** Begin Source excerpt **

# Unisaw Motor



## djg (Jan 14, 2019)

This has probably been covered already, but does anyone know of a source for a replacement single phase motor for a Delta Unisaw in the 2-3Hp range? I'm tempted by a local saw but it's 3 phase.


----------



## rocky1 (Jan 14, 2019)

@Sprung


----------



## woodtickgreg (Jan 14, 2019)

Dont let the 3 phase discourage you, variable frequency drives or vfd's are readily available now and will convert single phase power to 3 phase, there quiet, cheap enough (100 to 200 ish) and work well. Most machines you buy new today already have them installed. My laguna 18/36 came with one installed, and I purchased one for my southbend metal lathe, it converts 110v single phase to 220v 3 phase. 3 phase motors last and last.

Reactions: Thank You! 1


----------



## Sprung (Jan 14, 2019)

Yeah, I definitely wouldn't let 3 phase scare you off. As Greg said, a VFD would be easy to use. And certainly more cost effective than buying a replacement motor. Depending on the vintage of Unisaw, to replace the motor you might be looking at buying used. If that's the case, single phase Unisaw motors command a price premium because others want to make the switch and I've seen them sell $200 to $350. If your potential saw is of a vintage where you could buy a new motor for it, a new motor with the correct mounting is $400 to $500 - way more money than setting up a VFD.

** End Source excerpt **
** Begin Recorded data **

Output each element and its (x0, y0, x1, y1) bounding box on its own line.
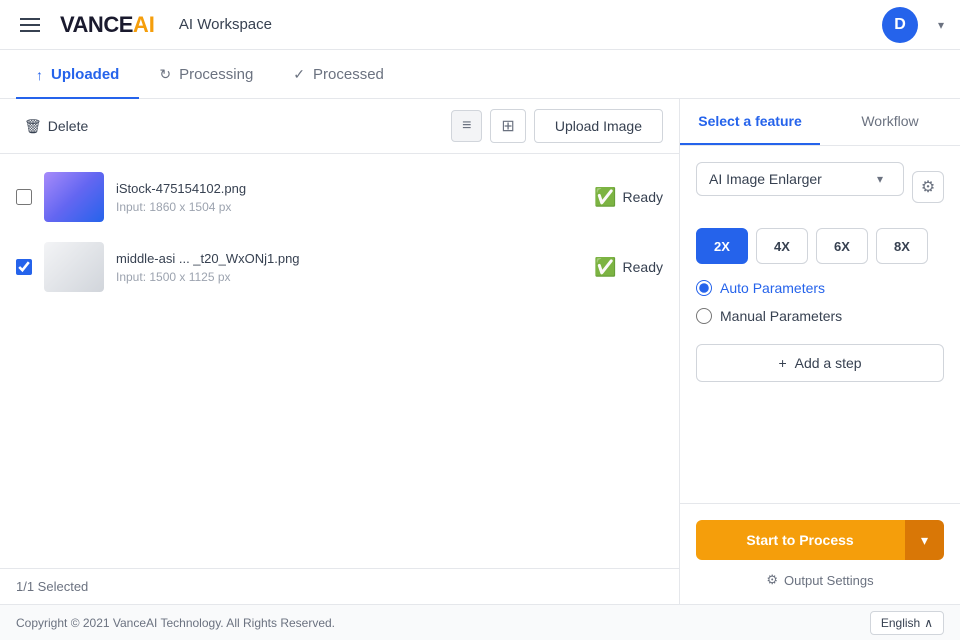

** End Recorded data **

- _What is asked_:
[1] From the Unisaw motor thread, return the passage from "# Unisaw Motor" to "it's 3 phase.".
[2] In the Unisaw motor thread, why does Sprung say used single phase Unisaw motors sell at a premium?
[3] Write the next reply in the Unisaw motor thread, following Sprung's post.
The data is separate material.

- _In response_:
[1]
# Unisaw Motor



## djg (Jan 14, 2019)

This has probably been covered already, but does anyone know of a source for a replacement single phase motor for a Delta Unisaw in the 2-3Hp range? I'm tempted by a local saw but it's 3 phase.

[2] Other owners want to switch their saws to single phase, so these motors are in demand. Sprung has seen them sell for $200 to $350.

[3]
Greg raised another valid point - 3 phase motors are bullet proof. They just keep going. I've never used one or worked on one, but from what I've read, if you ever had to do any repairs to the motor itself, 3 phase motors are also supposed to be easier to work on.

Reactions: Thank You! 1 | Agree 1


----------



## djg (Jan 14, 2019)

Are they difficult to install? Didn't see a model number.


----------



## Karl_TN (Jan 14, 2019)

VFD is one of the best options, but you'll need one for each piece of 3-phase equipment you buy. If you plan on getting more 3-phase equipment at auctions ,often for pennies on the dollar, then look into a rotary phase converter which can power multiple devices and doesn't need any programming. Either way stick with the 3-phase motor if possible.


----------



## djg (Jan 14, 2019)

I don't need any more pieces of equipment; I just want to upgrade from a contractor style saw. Would 1-1/2 HP be enough for 2" hard woods? Also, the fence (type?) is a little rough looking. And the owner wouldn't be able to test run it because he sold his phase converter.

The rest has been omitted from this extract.